* **Your task**: Every line below should be repeated exactly.
================================
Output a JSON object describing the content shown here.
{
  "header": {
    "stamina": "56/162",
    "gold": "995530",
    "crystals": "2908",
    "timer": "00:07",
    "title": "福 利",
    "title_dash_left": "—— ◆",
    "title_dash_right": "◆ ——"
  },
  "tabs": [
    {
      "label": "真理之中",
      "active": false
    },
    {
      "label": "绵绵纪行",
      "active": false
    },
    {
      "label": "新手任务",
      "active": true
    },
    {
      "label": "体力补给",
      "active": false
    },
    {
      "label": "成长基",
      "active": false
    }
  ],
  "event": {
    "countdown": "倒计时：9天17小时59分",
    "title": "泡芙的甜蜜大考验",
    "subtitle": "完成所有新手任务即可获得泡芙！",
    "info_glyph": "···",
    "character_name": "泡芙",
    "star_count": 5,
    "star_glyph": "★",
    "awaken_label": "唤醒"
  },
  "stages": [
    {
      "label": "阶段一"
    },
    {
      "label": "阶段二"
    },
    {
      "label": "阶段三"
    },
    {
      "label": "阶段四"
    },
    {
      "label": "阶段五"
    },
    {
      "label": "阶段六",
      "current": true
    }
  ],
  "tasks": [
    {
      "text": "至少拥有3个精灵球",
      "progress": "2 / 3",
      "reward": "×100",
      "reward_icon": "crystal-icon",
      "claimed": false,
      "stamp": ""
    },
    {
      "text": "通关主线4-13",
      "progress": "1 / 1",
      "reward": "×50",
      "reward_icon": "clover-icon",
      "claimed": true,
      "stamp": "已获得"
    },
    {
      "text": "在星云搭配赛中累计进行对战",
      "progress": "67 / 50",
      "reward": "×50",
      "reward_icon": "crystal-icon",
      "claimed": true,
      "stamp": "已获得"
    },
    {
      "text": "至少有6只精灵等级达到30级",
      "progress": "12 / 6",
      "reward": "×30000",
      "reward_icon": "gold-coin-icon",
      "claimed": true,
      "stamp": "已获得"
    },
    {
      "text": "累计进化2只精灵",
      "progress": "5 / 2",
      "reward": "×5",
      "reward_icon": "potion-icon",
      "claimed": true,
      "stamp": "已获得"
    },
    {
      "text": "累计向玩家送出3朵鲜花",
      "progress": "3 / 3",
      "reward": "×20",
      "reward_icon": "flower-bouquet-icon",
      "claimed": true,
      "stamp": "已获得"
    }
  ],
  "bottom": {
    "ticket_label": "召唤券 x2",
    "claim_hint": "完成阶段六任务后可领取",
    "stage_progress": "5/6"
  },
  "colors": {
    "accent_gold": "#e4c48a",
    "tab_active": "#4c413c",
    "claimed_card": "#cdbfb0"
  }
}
================================
* **Exercise solution**:
Output a JSON object describing the content shown here.
{
  "header": {
    "stamina": "56/162",
    "gold": "995530",
    "crystals": "2908",
    "timer": "00:07",
    "title": "福 利",
    "title_dash_left": "—— ◆",
    "title_dash_right": "◆ ——"
  },
  "tabs": [
    {
      "label": "真理之中",
      "active": false
    },
    {
      "label": "绵绵纪行",
      "active": false
    },
    {
      "label": "新手任务",
      "active": true
    },
    {
      "label": "体力补给",
      "active": false
    },
    {
      "label": "成长基",
      "active": false
    }
  ],
  "event": {
    "countdown": "倒计时：9天17小时59分",
    "title": "泡芙的甜蜜大考验",
    "subtitle": "完成所有新手任务即可获得泡芙！",
    "info_glyph": "···",
    "character_name": "泡芙",
    "star_count": 5,
    "star_glyph": "★",
    "awaken_label": "唤醒"
  },
  "stages": [
    {
      "label": "阶段一"
    },
    {
      "label": "阶段二"
    },
    {
      "label": "阶段三"
    },
    {
      "label": "阶段四"
    },
    {
      "label": "阶段五"
    },
    {
      "label": "阶段六",
      "current": true
    }
  ],
  "tasks": [
    {
      "text": "至少拥有3个精灵球",
      "progress": "2 / 3",
      "reward": "×100",
      "reward_icon": "crystal-icon",
      "claimed": false,
      "stamp": ""
    },
    {
      "text": "通关主线4-13",
      "progress": "1 / 1",
      "reward": "×50",
      "reward_icon": "clover-icon",
      "claimed": true,
      "stamp": "已获得"
    },
    {
      "text": "在星云搭配赛中累计进行对战",
      "progress": "67 / 50",
      "reward": "×50",
      "reward_icon": "crystal-icon",
      "claimed": true,
      "stamp": "已获得"
    },
    {
      "text": "至少有6只精灵等级达到30级",
      "progress": "12 / 6",
      "reward": "×30000",
      "reward_icon": "gold-coin-icon",
      "claimed": true,
      "stamp": "已获得"
    },
    {
      "text": "累计进化2只精灵",
      "progress": "5 / 2",
      "reward": "×5",
      "reward_icon": "potion-icon",
      "claimed": true,
      "stamp": "已获得"
    },
    {
      "text": "累计向玩家送出3朵鲜花",
      "progress": "3 / 3",
      "reward": "×20",
      "reward_icon": "flower-bouquet-icon",
      "claimed": true,
      "stamp": "已获得"
    }
  ],
  "bottom": {
    "ticket_label": "召唤券 x2",
    "claim_hint": "完成阶段六任务后可领取",
    "stage_progress": "5/6"
  },
  "colors": {
    "accent_gold": "#e4c48a",
    "tab_active": "#4c413c",
    "claimed_card": "#cdbfb0"
  }
}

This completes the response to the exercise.